■ Excerpt to read:
══════
Proto-Historical Period

  • Human beings first began the use of metals in this period. Copper was the first metal to be used, followed by bronze, and later, iron. Along with copper, stone implements were used. This came to be known as the Chalcolithic culture, with its period being determined between 3000 and 500 BC.
    • A major part of this culture is believed to be the Harappan (Indus Valley) Civilisation, although many of its significant elements existed before its existence and after its demise as well.
      • In Uttar Pradesh, archaeological sites of this period have been found at Meerut and Saharanpur.
  • The method of mixing tin with copper to make bronze evolved in the age of the Copper-Stone Age Culture, which first gave birth to the Copper-Bronze Age Culture, and later the Bronze Age Civilisation. It is the age that represents the Harappan Civilisation.
══════
■ Dataset extract:
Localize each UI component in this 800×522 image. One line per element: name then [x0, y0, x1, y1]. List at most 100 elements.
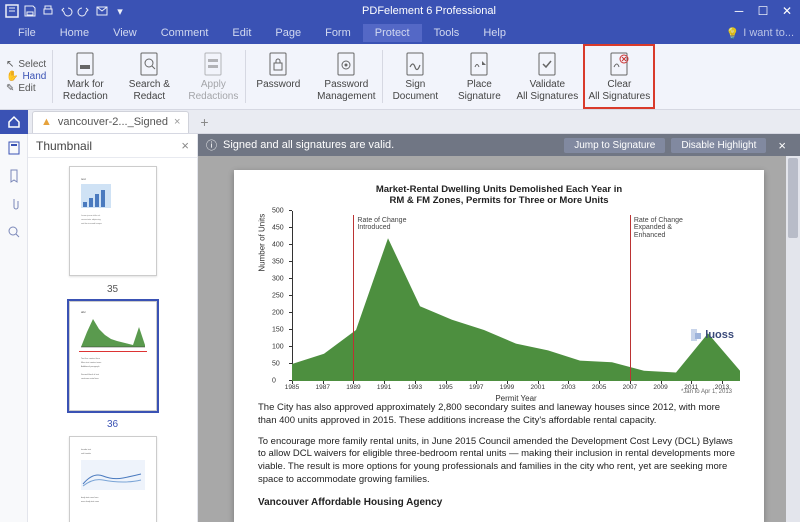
══════
■ Exercise goal: From the passage on the Proto-Historical Period, write out the stretch from "Proto-Historical Period" through "demise as well.". The listing plays no part in this exercise.

■ Worked solution:
Proto-Historical Period

  • Human beings first began the use of metals in this period. Copper was the first metal to be used, followed by bronze, and later, iron. Along with copper, stone implements were used. This came to be known as the Chalcolithic culture, with its period being determined between 3000 and 500 BC.
    • A major part of this culture is believed to be the Harappan (Indus Valley) Civilisation, although many of its significant elements existed before its existence and after its demise as well.